Work instructions: Return, word for word, the part of the survey-sampling passage starting at "Quota sampling was" and ending at "7% in Florida).".

For the validation study, participants were again recruited via the Qualtrics Panel. Eligible respondents were (a) residing in the United States, (b) working as professional educators of K-5 students, and (c) teaching English language arts, literacy, or reading. Participants who matched the eligibility criteria and consented to participate in the research study were asked to complete the online survey. Panelists who completed the survey received approximately $5 or the equivalent in redeemable points directly from Qualtrics. Although the survey collected no identifying information, Qualtrics ensured that participants were only able to take the survey one time.

Quota sampling was used to ensure a sample of respondents that were diverse in terms of age, race, ethnicity, and region. The survey utilized an opt-in sample and was not designed to be fully representative of the national population. However, Qualtrics has been found to be more demographically representative than surveys recruited through other opt-in approaches (Boas et al., 2020). Table 1 displays demographic information for the survey sample. The sample broadly mirrored the regional, racial, and ethnic breakdown of the United States, based on the 2020 Census (U.S. Census Bureau, 2020). The average age of survey respondents was 44.62 years (range = 20–77 years). Participants taught in 46 states (with 10% teaching in California, 9% in Texas, and 7% in Florida).

Available data:
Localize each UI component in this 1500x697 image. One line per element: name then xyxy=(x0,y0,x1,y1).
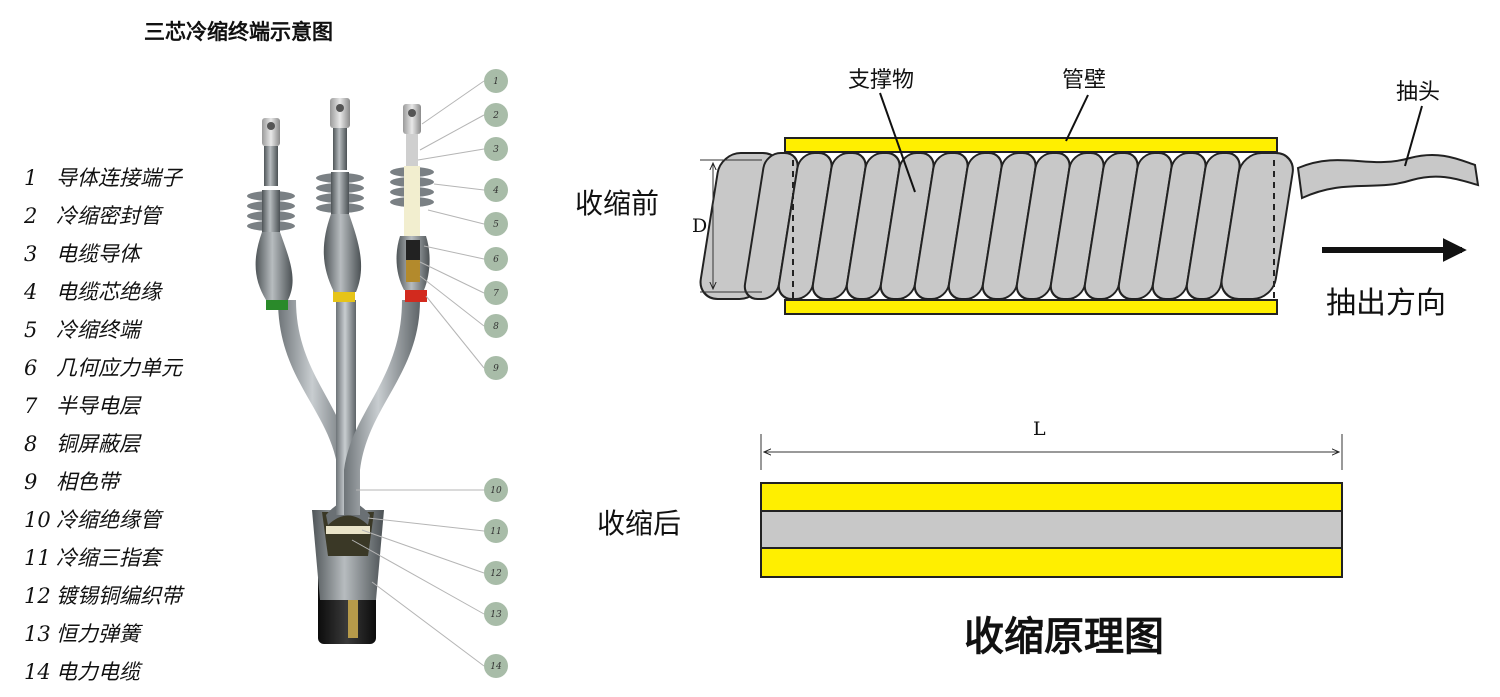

Response to this task:
Quota sampling was used to ensure a sample of respondents that were diverse in terms of age, race, ethnicity, and region. The survey utilized an opt-in sample and was not designed to be fully representative of the national population. However, Qualtrics has been found to be more demographically representative than surveys recruited through other opt-in approaches (Boas et al., 2020). Table 1 displays demographic information for the survey sample. The sample broadly mirrored the regional, racial, and ethnic breakdown of the United States, based on the 2020 Census (U.S. Census Bureau, 2020). The average age of survey respondents was 44.62 years (range = 20–77 years). Participants taught in 46 states (with 10% teaching in California, 9% in Texas, and 7% in Florida).